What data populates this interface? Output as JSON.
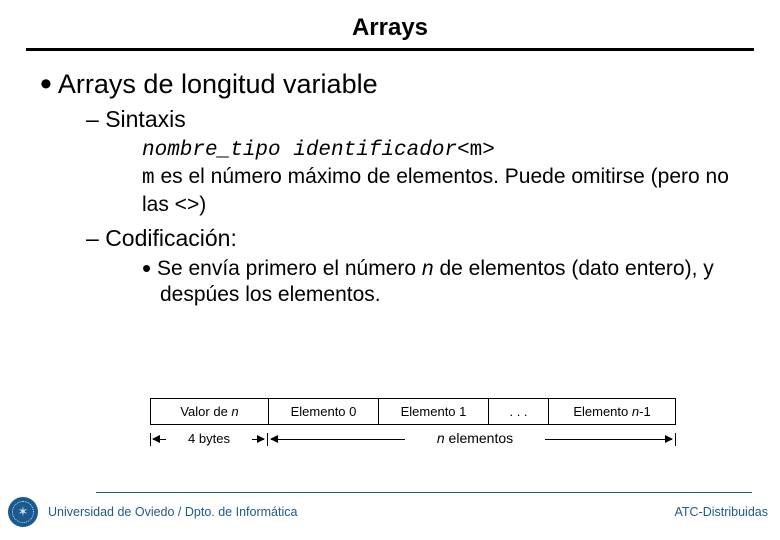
{
  "title": "Arrays",
  "bullet1": "Arrays de longitud variable",
  "syntax_heading": "Sintaxis",
  "syntax_code_prefix": "nombre_tipo identificador",
  "syntax_code_lt": "<",
  "syntax_code_m": "m",
  "syntax_code_gt": ">",
  "syntax_explain_m": "m",
  "syntax_explain_rest": " es el número máximo de elementos. Puede omitirse (pero no las <>)",
  "coding_heading": "Codificación:",
  "coding_point_a": "Se envía primero el número ",
  "coding_point_n": "n",
  "coding_point_b": " de elementos (dato entero), y despúes los elementos.",
  "diagram": {
    "cells": {
      "valor_pre": "Valor de ",
      "valor_n": "n",
      "e0": "Elemento 0",
      "e1": "Elemento 1",
      "dots": ". . .",
      "elast_pre": "Elemento ",
      "elast_n": "n",
      "elast_suf": "-1"
    },
    "label_4bytes": "4 bytes",
    "label_n_elems_n": "n",
    "label_n_elems_rest": " elementos"
  },
  "footer_left": "Universidad de Oviedo / Dpto. de Informática",
  "footer_right": "ATC-Distribuidas"
}
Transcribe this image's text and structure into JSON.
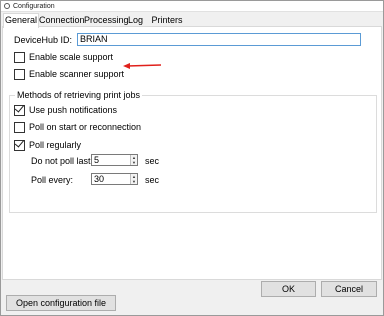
{
  "window": {
    "title": "Configuration"
  },
  "tabs": [
    {
      "label": "General",
      "active": true
    },
    {
      "label": "Connection",
      "active": false
    },
    {
      "label": "Processing",
      "active": false
    },
    {
      "label": "Log",
      "active": false
    },
    {
      "label": "Printers",
      "active": false
    }
  ],
  "general": {
    "devicehub_label": "DeviceHub ID:",
    "devicehub_value": "BRIAN",
    "scale": {
      "label": "Enable scale support",
      "checked": false
    },
    "scanner": {
      "label": "Enable scanner support",
      "checked": false
    },
    "methods": {
      "legend": "Methods of retrieving print jobs",
      "push": {
        "label": "Use push notifications",
        "checked": true
      },
      "start": {
        "label": "Poll on start or reconnection",
        "checked": false
      },
      "regular": {
        "label": "Poll regularly",
        "checked": true
      },
      "no_poll": {
        "label": "Do not poll last:",
        "value": "5",
        "unit": "sec"
      },
      "every": {
        "label": "Poll every:",
        "value": "30",
        "unit": "sec"
      }
    }
  },
  "buttons": {
    "ok": "OK",
    "cancel": "Cancel",
    "open_config": "Open configuration file"
  },
  "colors": {
    "annotation_arrow": "#e0201b",
    "focus_border": "#5b9bd5"
  }
}
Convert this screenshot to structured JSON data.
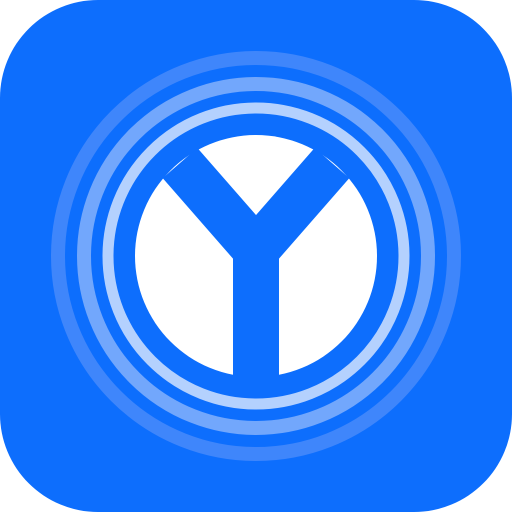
{
  "icon": {
    "name": "Y logo app icon",
    "glyph": "Y",
    "colors": {
      "tile": "#0d6efd",
      "ring_outer": "#3f86fb",
      "ring_middle": "#72a7fc",
      "ring_inner": "#b4d1fe",
      "center_disc": "#ffffff",
      "glyph": "#0d6efd"
    }
  }
}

════

== Given exercise ==
Output only the lines from the one that contains "Convert this screenshot" to the end of the entries above, both end lines included, and drop the pictures.

== Worked solution ==
Convert this screenshot to structured JSON data.
{
  "icon": {
    "name": "Y logo app icon",
    "glyph": "Y",
    "colors": {
      "tile": "#0d6efd",
      "ring_outer": "#3f86fb",
      "ring_middle": "#72a7fc",
      "ring_inner": "#b4d1fe",
      "center_disc": "#ffffff",
      "glyph": "#0d6efd"
    }
  }
}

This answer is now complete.